- [WRITTEN TASK] Check every line in the records below for the word "install" and report how many have it, nothing more.

- [SUPPLIED MATERIAL]
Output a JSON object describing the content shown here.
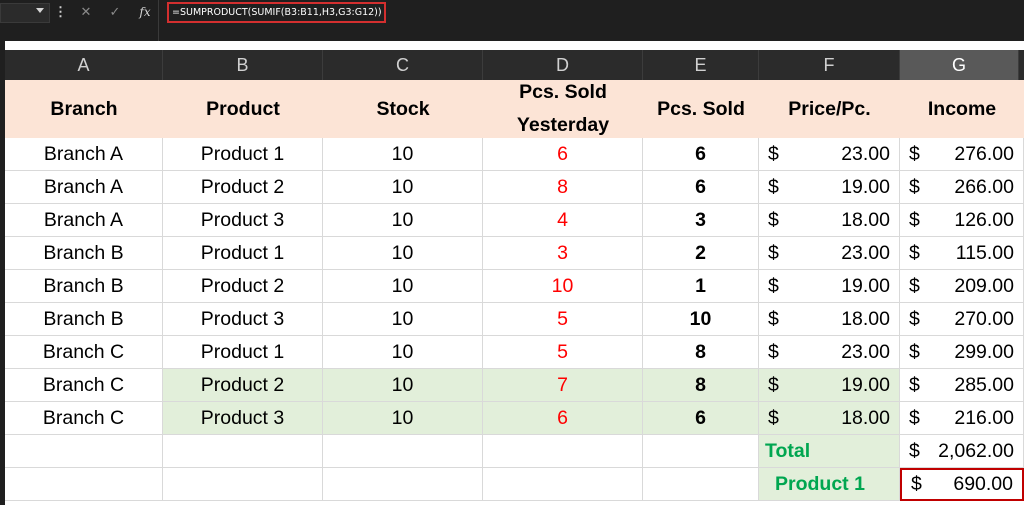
{
  "formula_bar": {
    "name_box": "",
    "cancel_icon": "x-icon",
    "enter_icon": "check-icon",
    "fx_label": "fx",
    "formula": "=SUMPRODUCT(SUMIF(B3:B11,H3,G3:G12))"
  },
  "columns": [
    "A",
    "B",
    "C",
    "D",
    "E",
    "F",
    "G"
  ],
  "selected_column": "G",
  "headers": {
    "branch": "Branch",
    "product": "Product",
    "stock": "Stock",
    "sold_yesterday_1": "Pcs. Sold",
    "sold_yesterday_2": "Yesterday",
    "sold": "Pcs. Sold",
    "price": "Price/Pc.",
    "income": "Income"
  },
  "rows": [
    {
      "branch": "Branch A",
      "product": "Product 1",
      "stock": "10",
      "yesterday": "6",
      "sold": "6",
      "price": "23.00",
      "income": "276.00"
    },
    {
      "branch": "Branch A",
      "product": "Product 2",
      "stock": "10",
      "yesterday": "8",
      "sold": "6",
      "price": "19.00",
      "income": "266.00"
    },
    {
      "branch": "Branch A",
      "product": "Product 3",
      "stock": "10",
      "yesterday": "4",
      "sold": "3",
      "price": "18.00",
      "income": "126.00"
    },
    {
      "branch": "Branch B",
      "product": "Product 1",
      "stock": "10",
      "yesterday": "3",
      "sold": "2",
      "price": "23.00",
      "income": "115.00"
    },
    {
      "branch": "Branch B",
      "product": "Product 2",
      "stock": "10",
      "yesterday": "10",
      "sold": "1",
      "price": "19.00",
      "income": "209.00"
    },
    {
      "branch": "Branch B",
      "product": "Product 3",
      "stock": "10",
      "yesterday": "5",
      "sold": "10",
      "price": "18.00",
      "income": "270.00"
    },
    {
      "branch": "Branch C",
      "product": "Product 1",
      "stock": "10",
      "yesterday": "5",
      "sold": "8",
      "price": "23.00",
      "income": "299.00"
    },
    {
      "branch": "Branch C",
      "product": "Product 2",
      "stock": "10",
      "yesterday": "7",
      "sold": "8",
      "price": "19.00",
      "income": "285.00"
    },
    {
      "branch": "Branch C",
      "product": "Product 3",
      "stock": "10",
      "yesterday": "6",
      "sold": "6",
      "price": "18.00",
      "income": "216.00"
    }
  ],
  "currency_symbol": "$",
  "total": {
    "label": "Total",
    "value": "2,062.00"
  },
  "product_total": {
    "label": "Product 1",
    "value": "690.00"
  }
}
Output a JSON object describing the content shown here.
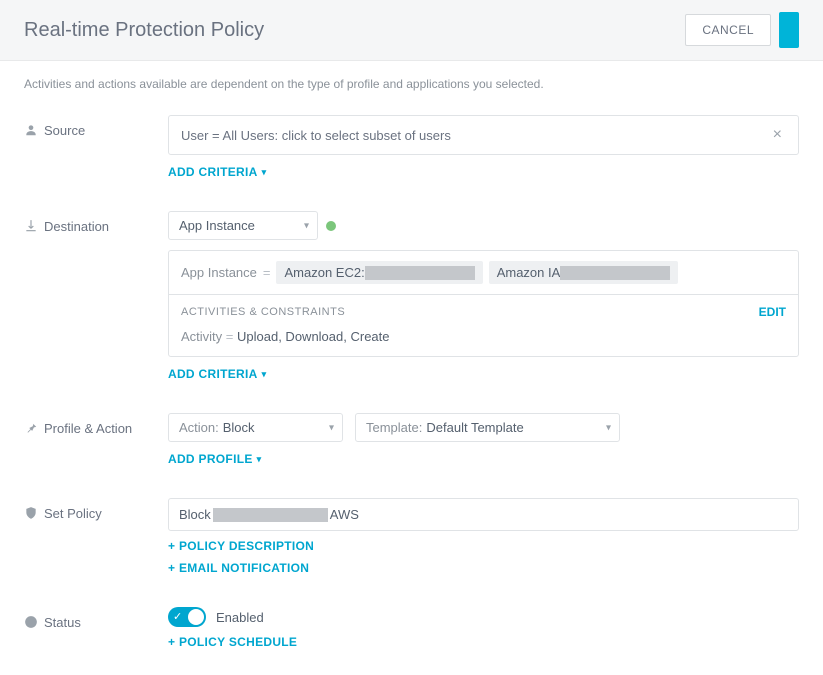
{
  "header": {
    "title": "Real-time Protection Policy",
    "cancel_label": "CANCEL"
  },
  "subnote": "Activities and actions available are dependent on the type of profile and applications you selected.",
  "sections": {
    "source": {
      "label": "Source",
      "field_text": "User = All Users: click to select subset of users",
      "add_criteria": "ADD CRITERIA"
    },
    "destination": {
      "label": "Destination",
      "selector_value": "App Instance",
      "app_instance_label": "App Instance",
      "chip1_prefix": "Amazon EC2:",
      "chip2_prefix": "Amazon IA",
      "activities_header": "ACTIVITIES & CONSTRAINTS",
      "edit_label": "EDIT",
      "activity_label": "Activity",
      "activity_value": "Upload, Download, Create",
      "add_criteria": "ADD CRITERIA"
    },
    "profile_action": {
      "label": "Profile & Action",
      "action_key": "Action:",
      "action_value": "Block",
      "template_key": "Template:",
      "template_value": "Default Template",
      "add_profile": "ADD PROFILE"
    },
    "set_policy": {
      "label": "Set Policy",
      "value_prefix": "Block",
      "value_suffix": "AWS",
      "policy_description": "+ POLICY DESCRIPTION",
      "email_notification": "+ EMAIL NOTIFICATION"
    },
    "status": {
      "label": "Status",
      "enabled_label": "Enabled",
      "policy_schedule": "+ POLICY SCHEDULE"
    }
  }
}
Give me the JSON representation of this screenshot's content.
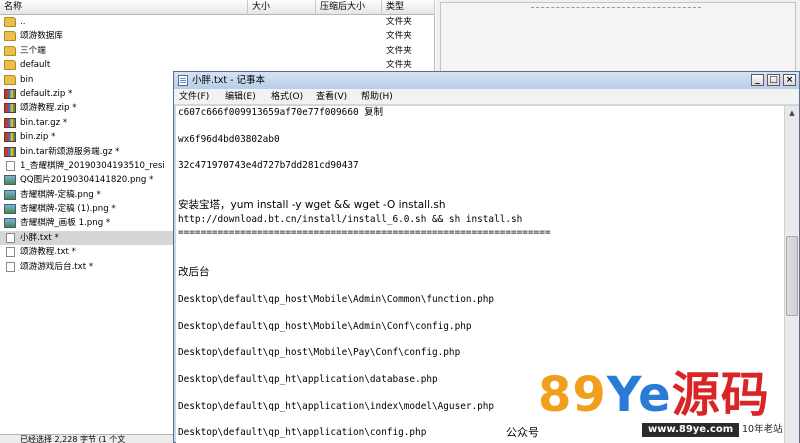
{
  "archive": {
    "columns": [
      "名称",
      "大小",
      "压缩后大小",
      "类型"
    ],
    "files": [
      {
        "name": "..",
        "type": "文件夹",
        "icon": "folder"
      },
      {
        "name": "颂游数据库",
        "type": "文件夹",
        "icon": "folder"
      },
      {
        "name": "三个端",
        "type": "文件夹",
        "icon": "folder"
      },
      {
        "name": "default",
        "type": "文件夹",
        "icon": "folder"
      },
      {
        "name": "bin",
        "type": "文件夹",
        "icon": "folder"
      },
      {
        "name": "default.zip *",
        "type": "",
        "icon": "zip"
      },
      {
        "name": "颂游教程.zip *",
        "type": "",
        "icon": "zip"
      },
      {
        "name": "bin.tar.gz *",
        "type": "",
        "icon": "zip"
      },
      {
        "name": "bin.zip *",
        "type": "",
        "icon": "zip"
      },
      {
        "name": "bin.tar新颂游服务端.gz *",
        "type": "",
        "icon": "zip"
      },
      {
        "name": "1_杏耀棋牌_20190304193510_resi",
        "type": "",
        "icon": "txt"
      },
      {
        "name": "QQ图片20190304141820.png *",
        "type": "",
        "icon": "img"
      },
      {
        "name": "杏耀棋牌-定稿.png *",
        "type": "",
        "icon": "img"
      },
      {
        "name": "杏耀棋牌-定稿 (1).png *",
        "type": "",
        "icon": "img"
      },
      {
        "name": "杏耀棋牌_画板 1.png *",
        "type": "",
        "icon": "img"
      },
      {
        "name": "小胖.txt *",
        "type": "",
        "icon": "txt",
        "selected": true
      },
      {
        "name": "颂游教程.txt *",
        "type": "",
        "icon": "txt"
      },
      {
        "name": "颂游游戏后台.txt *",
        "type": "",
        "icon": "txt"
      }
    ],
    "status": "已经选择 2,228 字节 (1 个文"
  },
  "notepad": {
    "title": "小胖.txt - 记事本",
    "menu": [
      "文件(F)",
      "编辑(E)",
      "格式(O)",
      "查看(V)",
      "帮助(H)"
    ],
    "lines": [
      "c607c666f009913659af70e77f009660 复制",
      "",
      "wx6f96d4bd03802ab0",
      "",
      "32c471970743e4d727b7dd281cd90437",
      "",
      "",
      "安装宝塔，yum install -y wget && wget -O install.sh",
      "http://download.bt.cn/install/install_6.0.sh && sh install.sh",
      "==================================================================",
      "",
      "",
      "改后台",
      "",
      "Desktop\\default\\qp_host\\Mobile\\Admin\\Common\\function.php",
      "",
      "Desktop\\default\\qp_host\\Mobile\\Admin\\Conf\\config.php",
      "",
      "Desktop\\default\\qp_host\\Mobile\\Pay\\Conf\\config.php",
      "",
      "Desktop\\default\\qp_ht\\application\\database.php",
      "",
      "Desktop\\default\\qp_ht\\application\\index\\model\\Aguser.php",
      "",
      "Desktop\\default\\qp_ht\\application\\config.php"
    ]
  },
  "watermark": {
    "brand_a": "89",
    "brand_b": "Ye",
    "brand_c": "源码",
    "public_account": "公众号",
    "url": "www.89ye.com",
    "tagline": "10年老站"
  },
  "colors": {
    "titlebar": "#c9d7ea",
    "brand_orange": "#f0a01c",
    "brand_blue": "#2a7bd8",
    "brand_red": "#d92525"
  }
}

- [TASK ANSWER] 2